■ EXERCISE: For each line of the data below that holds "time", copy the line.
· · ·
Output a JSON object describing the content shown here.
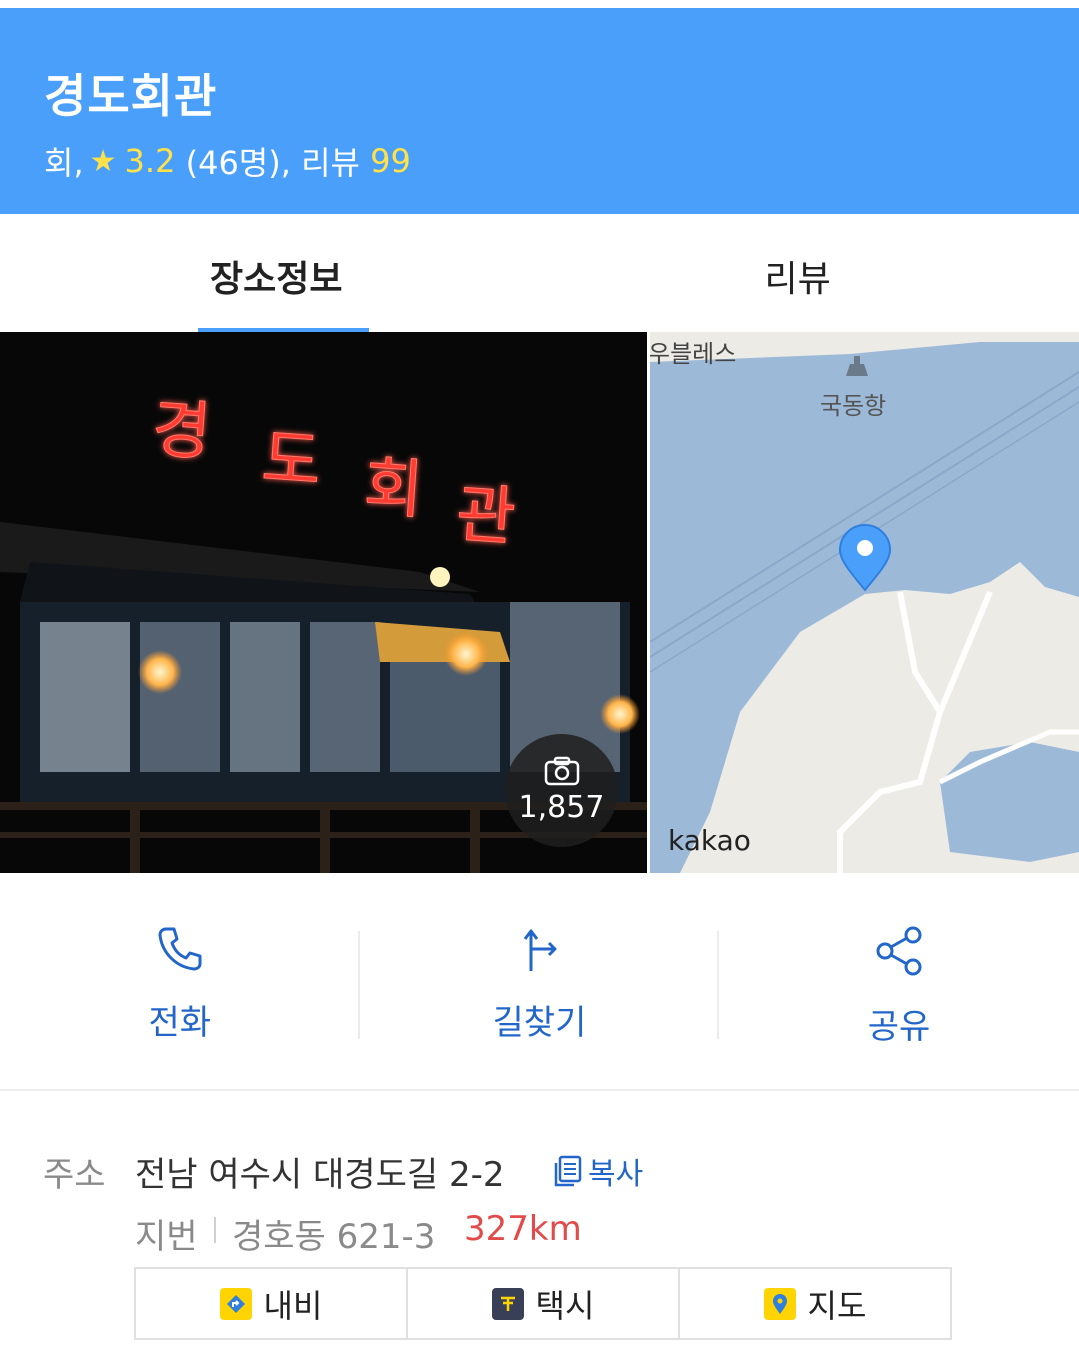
{
  "header": {
    "title": "경도회관",
    "category": "회,",
    "star": "★",
    "rating": "3.2",
    "rating_count": "(46명),",
    "review_label": "리뷰",
    "review_count": "99"
  },
  "tabs": [
    {
      "label": "장소정보",
      "active": true
    },
    {
      "label": "리뷰",
      "active": false
    }
  ],
  "photo": {
    "sign_chars": [
      "경",
      "도",
      "회",
      "관"
    ],
    "count": "1,857"
  },
  "map": {
    "label_top": "우블레스",
    "label_port": "국동항",
    "watermark": "kakao"
  },
  "actions": [
    {
      "label": "전화",
      "icon": "phone-icon"
    },
    {
      "label": "길찾기",
      "icon": "directions-icon"
    },
    {
      "label": "공유",
      "icon": "share-icon"
    }
  ],
  "info": {
    "address_key": "주소",
    "address_value": "전남 여수시 대경도길 2-2",
    "copy_label": "복사",
    "jibun_key": "지번",
    "jibun_value": "경호동 621-3",
    "distance": "327km"
  },
  "links": [
    {
      "label": "내비",
      "icon": "navi-icon"
    },
    {
      "label": "택시",
      "icon": "taxi-icon"
    },
    {
      "label": "지도",
      "icon": "map-pin-icon"
    }
  ],
  "colors": {
    "header_bg": "#4a9ffb",
    "accent_blue": "#2366c9",
    "highlight_yellow": "#ffe14a",
    "distance_red": "#e34a4a"
  }
}
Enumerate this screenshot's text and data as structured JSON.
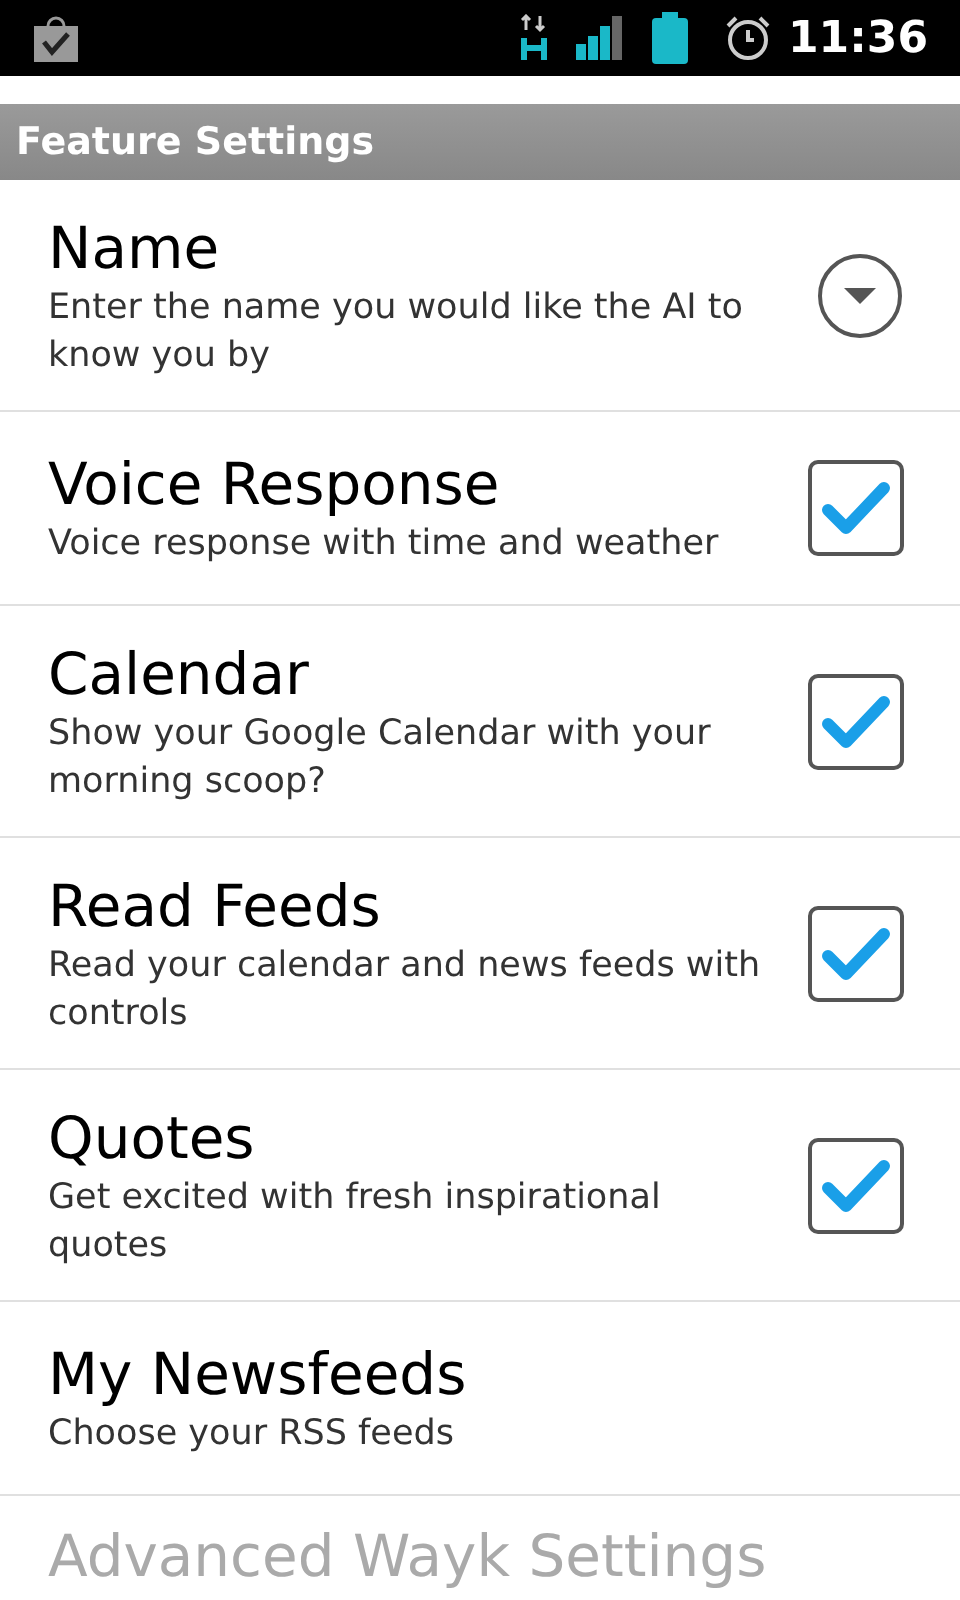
{
  "status_bar": {
    "time": "11:36"
  },
  "category": {
    "title": "Feature Settings"
  },
  "preferences": [
    {
      "kind": "list",
      "title": "Name",
      "summary": "Enter the name you would like the AI to know you by"
    },
    {
      "kind": "checkbox",
      "title": "Voice Response",
      "summary": "Voice response with time and weather",
      "checked": true
    },
    {
      "kind": "checkbox",
      "title": "Calendar",
      "summary": "Show your Google Calendar with your morning scoop?",
      "checked": true
    },
    {
      "kind": "checkbox",
      "title": "Read Feeds",
      "summary": "Read your calendar and news feeds with controls",
      "checked": true
    },
    {
      "kind": "checkbox",
      "title": "Quotes",
      "summary": "Get excited with fresh inspirational quotes",
      "checked": true
    },
    {
      "kind": "plain",
      "title": "My Newsfeeds",
      "summary": "Choose your RSS feeds"
    }
  ],
  "next_item": {
    "title": "Advanced Wayk Settings"
  }
}
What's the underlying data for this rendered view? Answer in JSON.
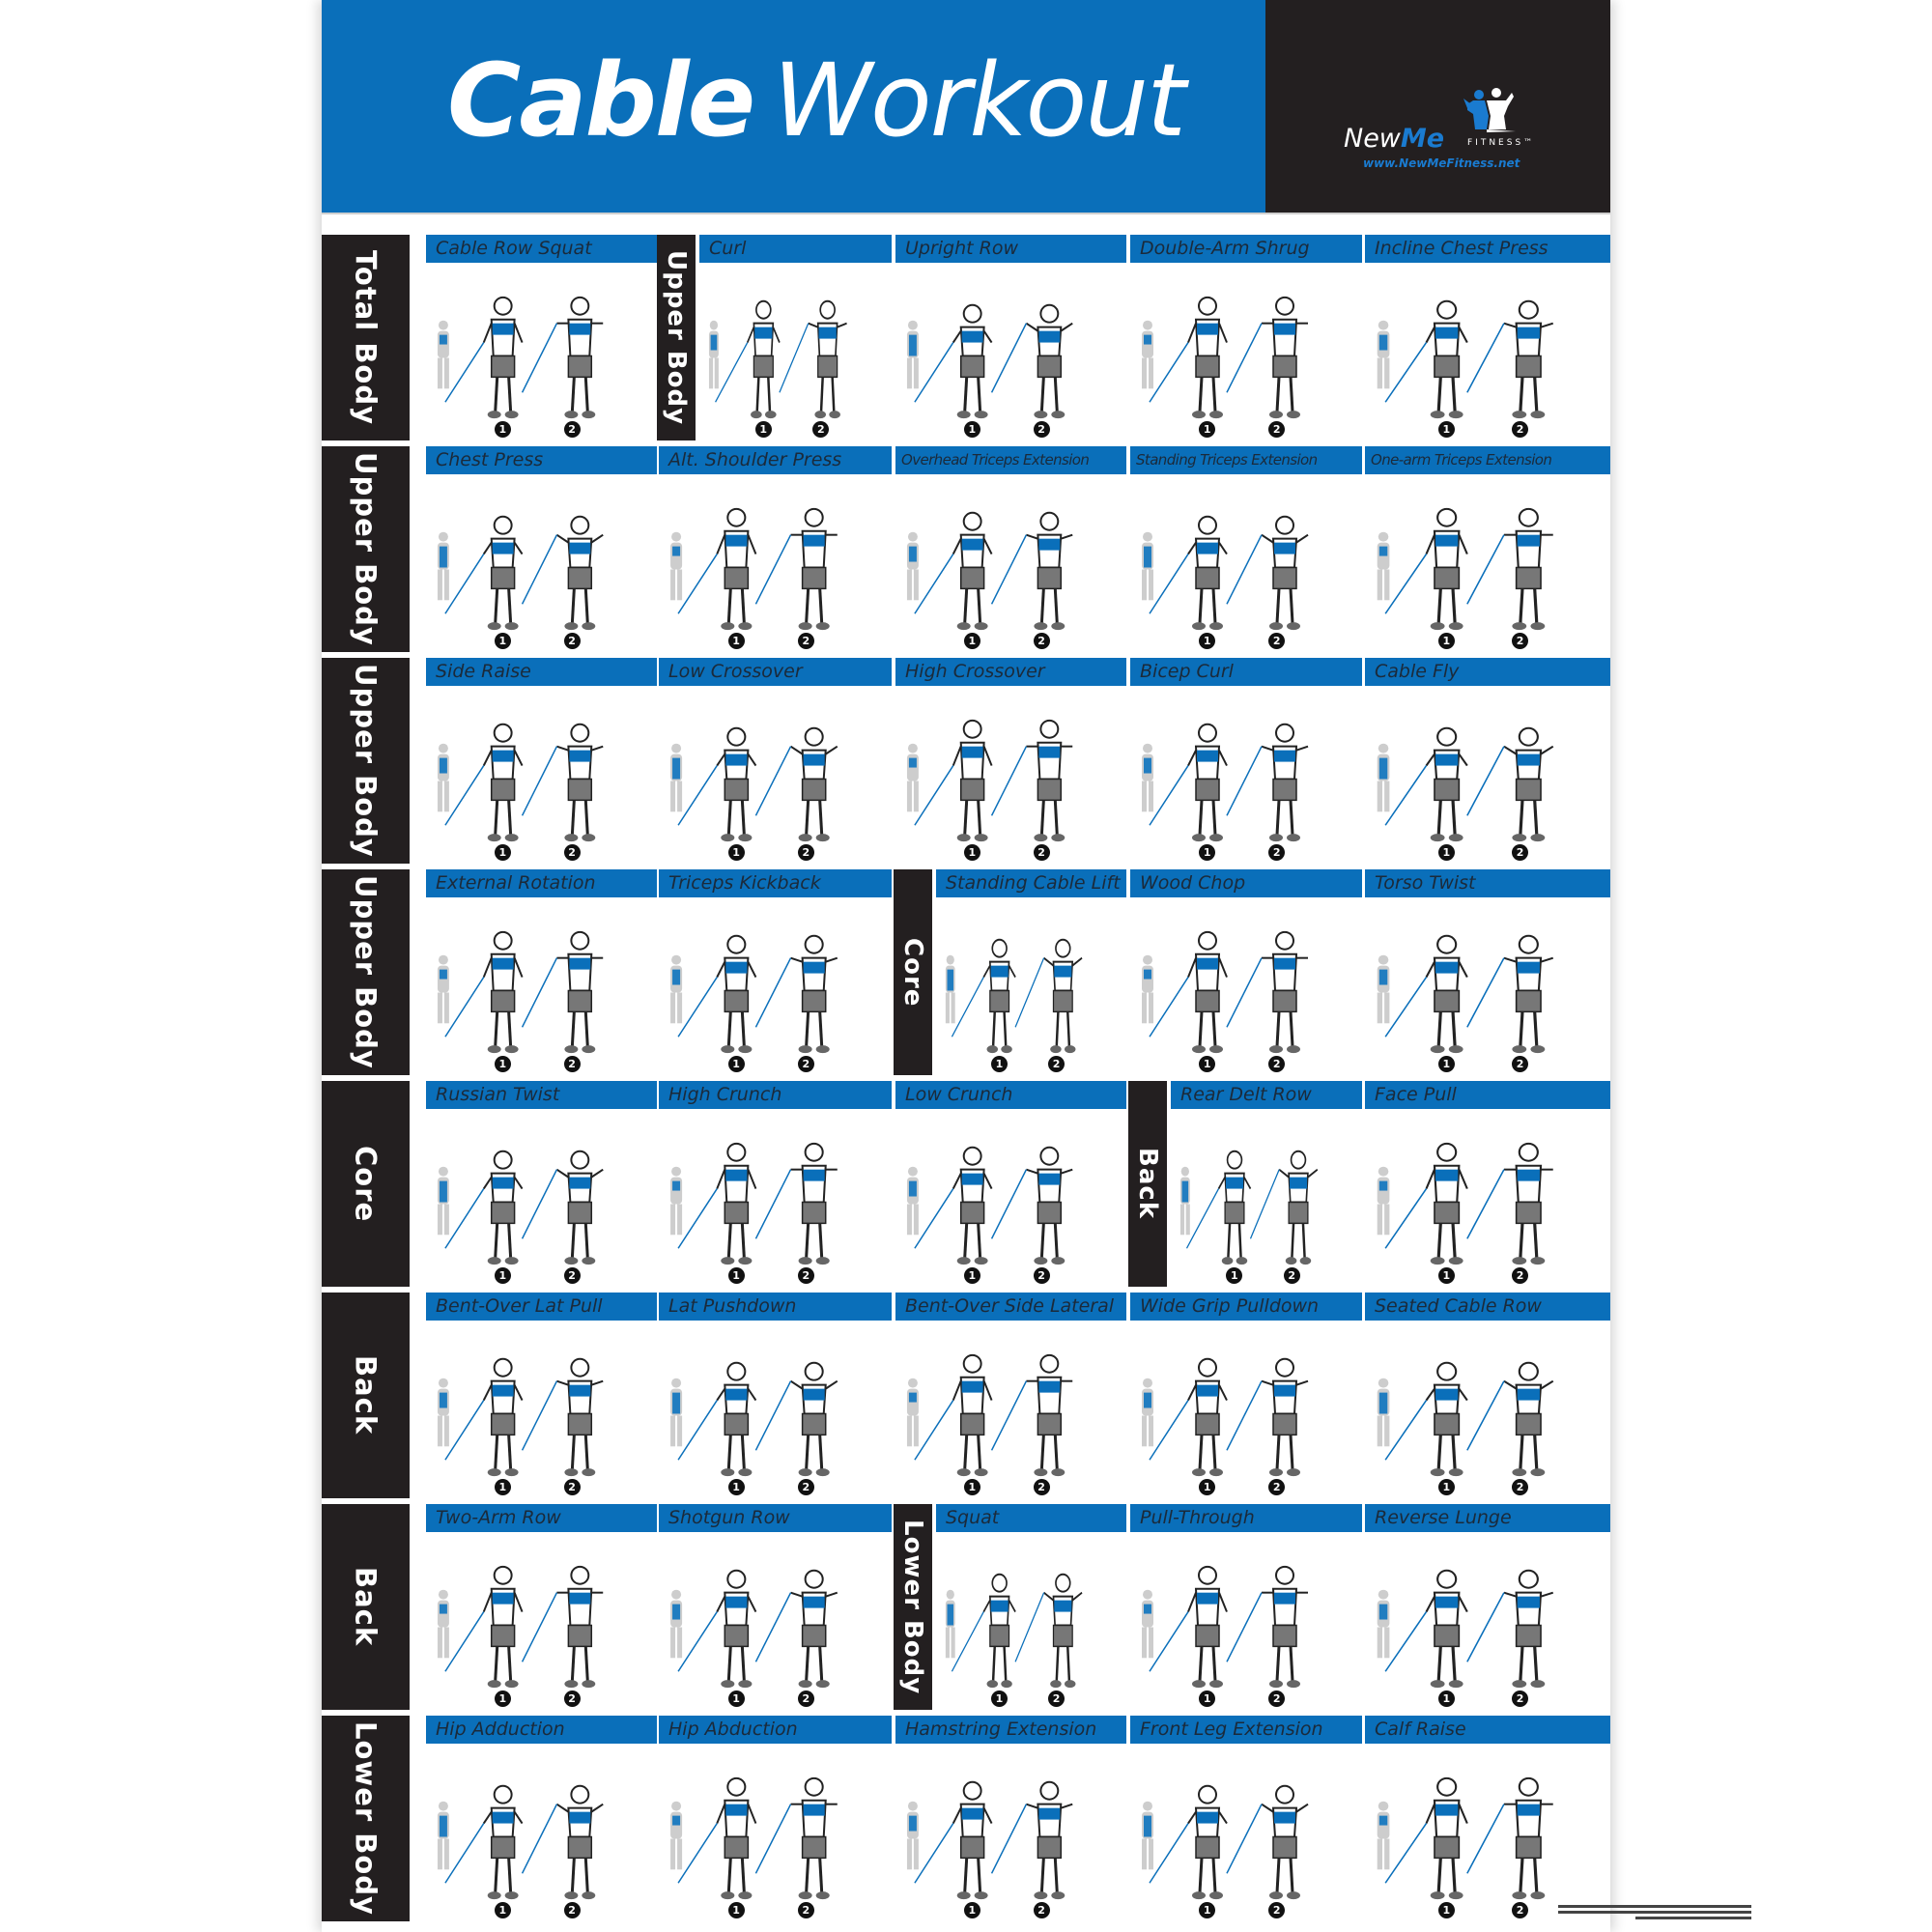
{
  "poster": {
    "title_bold": "Cable",
    "title_light": "Workout",
    "brand": {
      "name_part1": "New",
      "name_part2": "Me",
      "name_suffix": "FITNESS™",
      "url": "www.NewMeFitness.net",
      "icon": "flexing-couple-logo-icon"
    },
    "colors": {
      "accent_blue": "#0a6fba",
      "dark": "#231f20",
      "label_text": "#1b2a3a"
    },
    "step_labels": [
      "1",
      "2"
    ],
    "fine_print_present": true
  },
  "rows": [
    {
      "category": "Total Body",
      "cards": [
        {
          "name": "Cable Row Squat"
        },
        {
          "name": "Curl",
          "inline_category": "Upper Body"
        },
        {
          "name": "Upright Row"
        },
        {
          "name": "Double-Arm Shrug"
        },
        {
          "name": "Incline Chest Press"
        }
      ]
    },
    {
      "category": "Upper Body",
      "cards": [
        {
          "name": "Chest Press"
        },
        {
          "name": "Alt. Shoulder Press"
        },
        {
          "name": "Overhead Triceps Extension"
        },
        {
          "name": "Standing Triceps Extension"
        },
        {
          "name": "One-arm Triceps Extension"
        }
      ]
    },
    {
      "category": "Upper Body",
      "cards": [
        {
          "name": "Side Raise"
        },
        {
          "name": "Low Crossover"
        },
        {
          "name": "High Crossover"
        },
        {
          "name": "Bicep Curl"
        },
        {
          "name": "Cable Fly"
        }
      ]
    },
    {
      "category": "Upper Body",
      "cards": [
        {
          "name": "External Rotation"
        },
        {
          "name": "Triceps Kickback"
        },
        {
          "name": "Standing Cable Lift",
          "inline_category": "Core"
        },
        {
          "name": "Wood Chop"
        },
        {
          "name": "Torso Twist"
        }
      ]
    },
    {
      "category": "Core",
      "cards": [
        {
          "name": "Russian Twist"
        },
        {
          "name": "High Crunch"
        },
        {
          "name": "Low Crunch"
        },
        {
          "name": "Rear Delt Row",
          "inline_category": "Back"
        },
        {
          "name": "Face Pull"
        }
      ]
    },
    {
      "category": "Back",
      "cards": [
        {
          "name": "Bent-Over Lat Pull"
        },
        {
          "name": "Lat Pushdown"
        },
        {
          "name": "Bent-Over Side Lateral"
        },
        {
          "name": "Wide Grip Pulldown"
        },
        {
          "name": "Seated Cable Row"
        }
      ]
    },
    {
      "category": "Back",
      "cards": [
        {
          "name": "Two-Arm Row"
        },
        {
          "name": "Shotgun Row"
        },
        {
          "name": "Squat",
          "inline_category": "Lower Body"
        },
        {
          "name": "Pull-Through"
        },
        {
          "name": "Reverse Lunge"
        }
      ]
    },
    {
      "category": "Lower Body",
      "cards": [
        {
          "name": "Hip Adduction"
        },
        {
          "name": "Hip Abduction"
        },
        {
          "name": "Hamstring Extension"
        },
        {
          "name": "Front Leg Extension"
        },
        {
          "name": "Calf Raise"
        }
      ]
    }
  ]
}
· · ·
■ FINISHED ANSWER:
    "time": "11:36"
      "summary": "Voice response with time and weather",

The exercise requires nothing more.